* [DIRECTION] Make a verbatim copy of the entries below; pictures stay out.

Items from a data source
-=-=-

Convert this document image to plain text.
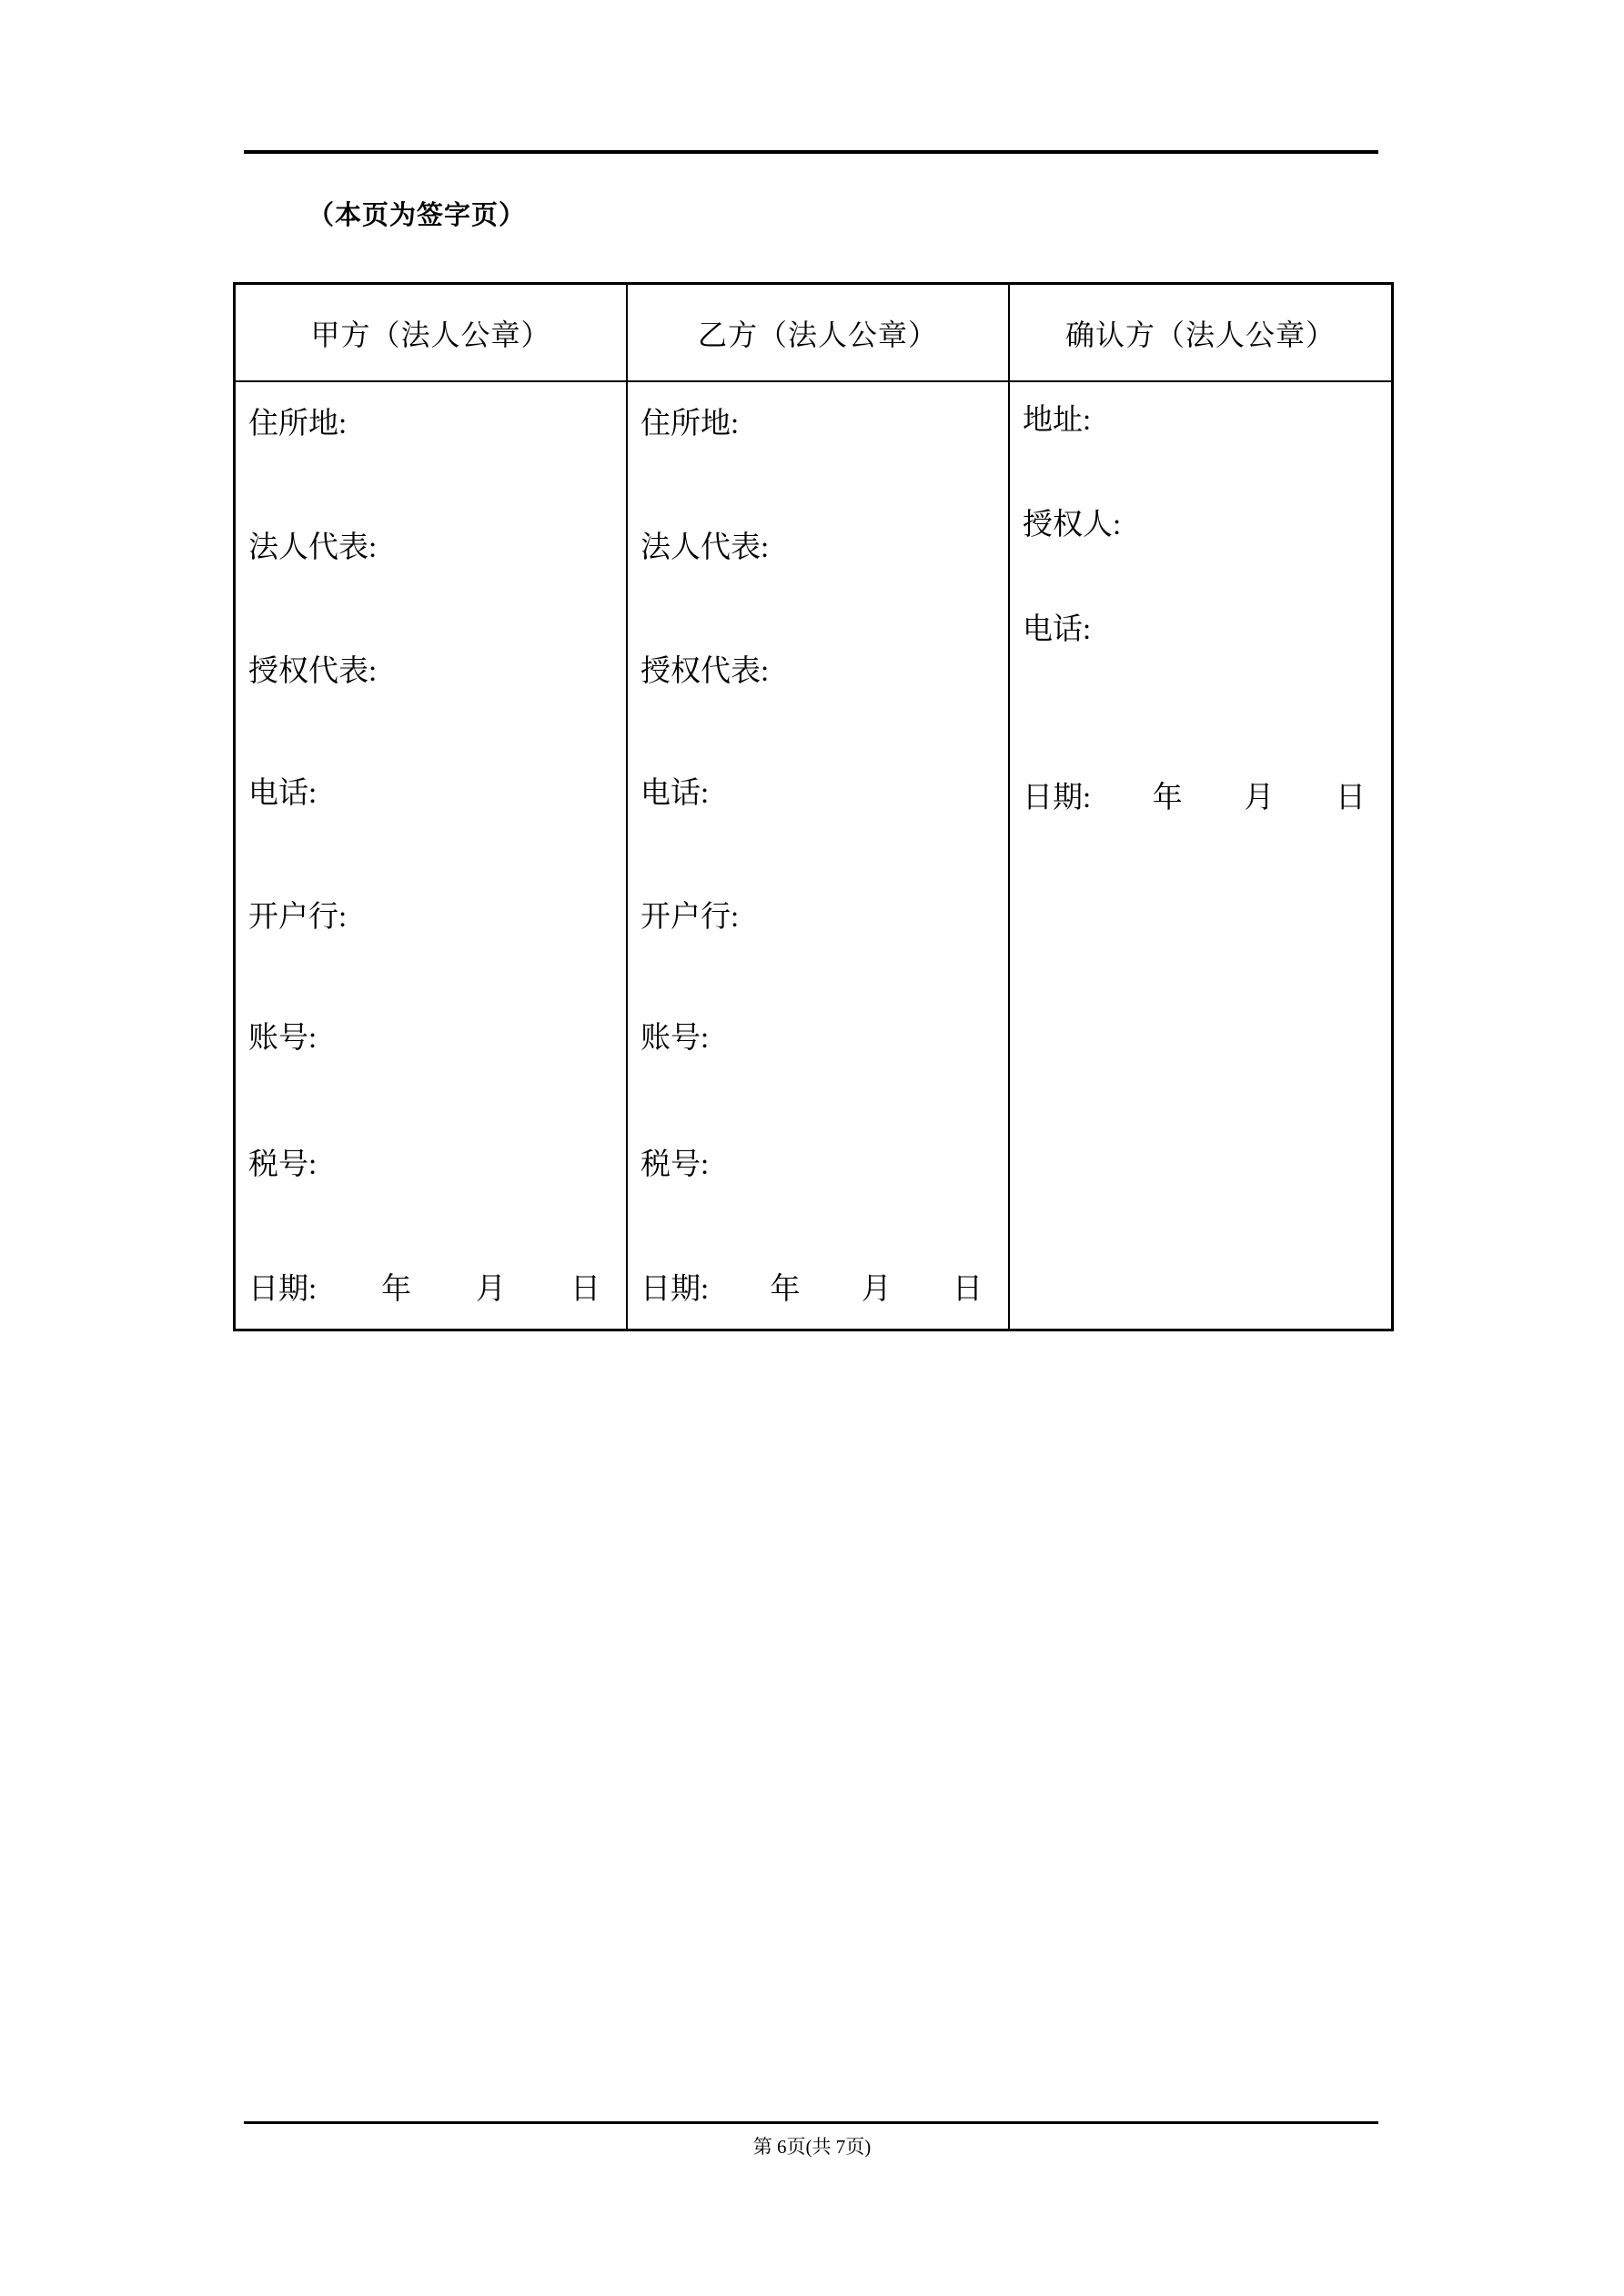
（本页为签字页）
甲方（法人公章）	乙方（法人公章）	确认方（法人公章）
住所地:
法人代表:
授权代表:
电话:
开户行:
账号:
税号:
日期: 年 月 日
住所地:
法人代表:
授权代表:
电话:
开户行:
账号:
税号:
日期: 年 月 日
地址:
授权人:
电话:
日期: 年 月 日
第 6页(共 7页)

-=-=-

* [TASK OUTPUT]
Convert this document image to plain text.
（本页为签字页）
甲方（法人公章）	乙方（法人公章）	确认方（法人公章）
住所地:
法人代表:
授权代表:
电话:
开户行:
账号:
税号:
日期: 年 月 日
住所地:
法人代表:
授权代表:
电话:
开户行:
账号:
税号:
日期: 年 月 日
地址:
授权人:
电话:
日期: 年 月 日
第 6页(共 7页)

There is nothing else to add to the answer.